Problem to work on | Find the word "headgear" in the material below and gather every line that contains it.

--- Source data ---

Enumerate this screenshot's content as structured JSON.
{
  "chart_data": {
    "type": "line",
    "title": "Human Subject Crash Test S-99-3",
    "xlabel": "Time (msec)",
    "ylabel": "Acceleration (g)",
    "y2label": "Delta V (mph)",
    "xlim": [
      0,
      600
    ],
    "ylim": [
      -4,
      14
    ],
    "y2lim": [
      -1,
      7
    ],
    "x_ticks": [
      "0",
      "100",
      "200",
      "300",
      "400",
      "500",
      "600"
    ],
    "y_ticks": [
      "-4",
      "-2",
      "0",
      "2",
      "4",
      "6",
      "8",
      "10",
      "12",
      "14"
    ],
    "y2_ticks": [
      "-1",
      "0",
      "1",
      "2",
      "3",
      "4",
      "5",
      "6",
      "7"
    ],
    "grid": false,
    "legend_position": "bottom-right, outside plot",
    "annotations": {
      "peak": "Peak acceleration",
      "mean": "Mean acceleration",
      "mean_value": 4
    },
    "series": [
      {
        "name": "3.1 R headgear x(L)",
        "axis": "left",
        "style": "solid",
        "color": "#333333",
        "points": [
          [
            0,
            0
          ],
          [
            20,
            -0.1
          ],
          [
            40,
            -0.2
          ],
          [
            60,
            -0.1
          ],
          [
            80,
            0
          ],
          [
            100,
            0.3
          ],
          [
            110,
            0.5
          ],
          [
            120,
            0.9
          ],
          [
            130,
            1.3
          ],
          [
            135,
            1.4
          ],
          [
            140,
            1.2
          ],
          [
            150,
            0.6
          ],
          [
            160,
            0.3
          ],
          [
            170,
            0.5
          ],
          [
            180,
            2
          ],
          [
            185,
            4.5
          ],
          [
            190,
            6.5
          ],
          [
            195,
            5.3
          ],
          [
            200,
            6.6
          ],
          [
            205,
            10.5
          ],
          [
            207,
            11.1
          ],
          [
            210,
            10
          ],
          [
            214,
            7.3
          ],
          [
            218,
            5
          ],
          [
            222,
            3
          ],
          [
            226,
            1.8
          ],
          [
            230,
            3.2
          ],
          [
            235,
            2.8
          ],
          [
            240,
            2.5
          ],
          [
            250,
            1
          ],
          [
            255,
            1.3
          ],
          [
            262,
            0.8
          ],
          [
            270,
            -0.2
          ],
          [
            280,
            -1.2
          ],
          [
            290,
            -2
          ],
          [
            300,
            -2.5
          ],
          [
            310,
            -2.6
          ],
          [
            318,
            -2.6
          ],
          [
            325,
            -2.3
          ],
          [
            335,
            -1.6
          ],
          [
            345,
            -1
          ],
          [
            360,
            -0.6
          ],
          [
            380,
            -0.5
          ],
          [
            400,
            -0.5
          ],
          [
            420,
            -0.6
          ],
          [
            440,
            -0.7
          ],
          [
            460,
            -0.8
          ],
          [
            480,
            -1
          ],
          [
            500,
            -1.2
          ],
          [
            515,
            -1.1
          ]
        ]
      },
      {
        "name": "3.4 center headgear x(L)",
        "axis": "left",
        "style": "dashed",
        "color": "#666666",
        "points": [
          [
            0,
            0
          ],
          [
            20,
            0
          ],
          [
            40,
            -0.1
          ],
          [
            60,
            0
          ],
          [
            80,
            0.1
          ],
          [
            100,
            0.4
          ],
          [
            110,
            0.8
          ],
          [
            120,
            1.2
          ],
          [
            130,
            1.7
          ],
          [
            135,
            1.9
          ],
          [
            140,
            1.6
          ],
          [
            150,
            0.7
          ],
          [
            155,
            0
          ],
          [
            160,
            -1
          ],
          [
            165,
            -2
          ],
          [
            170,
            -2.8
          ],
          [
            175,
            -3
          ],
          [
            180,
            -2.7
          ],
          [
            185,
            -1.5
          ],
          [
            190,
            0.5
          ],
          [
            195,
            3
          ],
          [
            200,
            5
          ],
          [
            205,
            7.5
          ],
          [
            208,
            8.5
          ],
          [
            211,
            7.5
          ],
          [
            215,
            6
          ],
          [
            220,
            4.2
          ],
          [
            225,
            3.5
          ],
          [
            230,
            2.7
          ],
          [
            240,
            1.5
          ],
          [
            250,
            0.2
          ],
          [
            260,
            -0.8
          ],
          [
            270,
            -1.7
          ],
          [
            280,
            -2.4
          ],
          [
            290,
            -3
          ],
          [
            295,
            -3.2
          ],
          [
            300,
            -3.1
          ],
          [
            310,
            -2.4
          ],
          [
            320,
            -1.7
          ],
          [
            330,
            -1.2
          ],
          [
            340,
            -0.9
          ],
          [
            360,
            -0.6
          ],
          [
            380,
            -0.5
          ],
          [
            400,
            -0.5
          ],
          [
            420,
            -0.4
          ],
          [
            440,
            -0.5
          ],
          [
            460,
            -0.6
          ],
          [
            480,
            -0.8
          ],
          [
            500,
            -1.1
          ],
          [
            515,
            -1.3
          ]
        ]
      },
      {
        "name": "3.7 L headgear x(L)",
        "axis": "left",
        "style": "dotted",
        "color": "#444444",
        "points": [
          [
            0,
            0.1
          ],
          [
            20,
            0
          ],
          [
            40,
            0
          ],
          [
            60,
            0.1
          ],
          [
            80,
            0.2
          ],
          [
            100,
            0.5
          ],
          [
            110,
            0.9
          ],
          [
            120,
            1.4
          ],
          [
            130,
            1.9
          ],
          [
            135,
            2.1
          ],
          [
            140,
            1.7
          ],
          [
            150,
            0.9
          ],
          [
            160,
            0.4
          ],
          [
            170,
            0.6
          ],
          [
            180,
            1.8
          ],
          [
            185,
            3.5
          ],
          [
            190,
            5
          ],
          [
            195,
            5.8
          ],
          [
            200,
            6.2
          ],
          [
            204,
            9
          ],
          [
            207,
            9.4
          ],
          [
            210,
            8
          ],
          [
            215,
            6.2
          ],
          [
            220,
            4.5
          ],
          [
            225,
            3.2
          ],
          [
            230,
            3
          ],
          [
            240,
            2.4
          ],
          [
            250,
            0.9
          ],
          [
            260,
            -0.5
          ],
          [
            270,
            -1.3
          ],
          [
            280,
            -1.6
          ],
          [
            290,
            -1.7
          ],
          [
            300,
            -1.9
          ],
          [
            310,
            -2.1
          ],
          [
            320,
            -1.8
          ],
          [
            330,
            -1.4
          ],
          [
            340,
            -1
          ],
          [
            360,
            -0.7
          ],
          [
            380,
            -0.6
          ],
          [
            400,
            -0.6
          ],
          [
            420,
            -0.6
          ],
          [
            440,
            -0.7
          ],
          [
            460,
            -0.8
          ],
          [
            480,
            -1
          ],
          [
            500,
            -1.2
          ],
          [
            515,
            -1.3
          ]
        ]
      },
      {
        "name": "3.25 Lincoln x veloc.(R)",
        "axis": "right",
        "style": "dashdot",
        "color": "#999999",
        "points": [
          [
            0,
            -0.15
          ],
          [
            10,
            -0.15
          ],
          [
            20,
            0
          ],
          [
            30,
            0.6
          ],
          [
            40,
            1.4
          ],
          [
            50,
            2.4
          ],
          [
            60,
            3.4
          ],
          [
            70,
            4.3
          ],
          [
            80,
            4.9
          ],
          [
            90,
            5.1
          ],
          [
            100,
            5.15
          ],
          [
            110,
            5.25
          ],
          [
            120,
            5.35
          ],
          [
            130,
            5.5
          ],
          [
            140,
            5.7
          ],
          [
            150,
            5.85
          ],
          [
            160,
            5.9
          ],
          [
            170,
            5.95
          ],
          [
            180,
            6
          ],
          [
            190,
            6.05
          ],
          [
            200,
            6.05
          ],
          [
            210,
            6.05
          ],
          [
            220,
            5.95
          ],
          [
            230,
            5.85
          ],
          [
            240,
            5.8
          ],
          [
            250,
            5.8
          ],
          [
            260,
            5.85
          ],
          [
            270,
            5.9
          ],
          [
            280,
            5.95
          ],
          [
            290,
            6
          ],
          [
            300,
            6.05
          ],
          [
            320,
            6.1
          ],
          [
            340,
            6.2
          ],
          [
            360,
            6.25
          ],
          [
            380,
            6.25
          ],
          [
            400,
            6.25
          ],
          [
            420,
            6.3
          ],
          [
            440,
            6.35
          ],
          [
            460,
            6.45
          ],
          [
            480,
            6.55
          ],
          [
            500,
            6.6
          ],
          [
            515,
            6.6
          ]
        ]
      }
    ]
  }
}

---

Output below |
        "name": "3.1 R headgear x(L)",
        "name": "3.4 center headgear x(L)",
        "name": "3.7 L headgear x(L)",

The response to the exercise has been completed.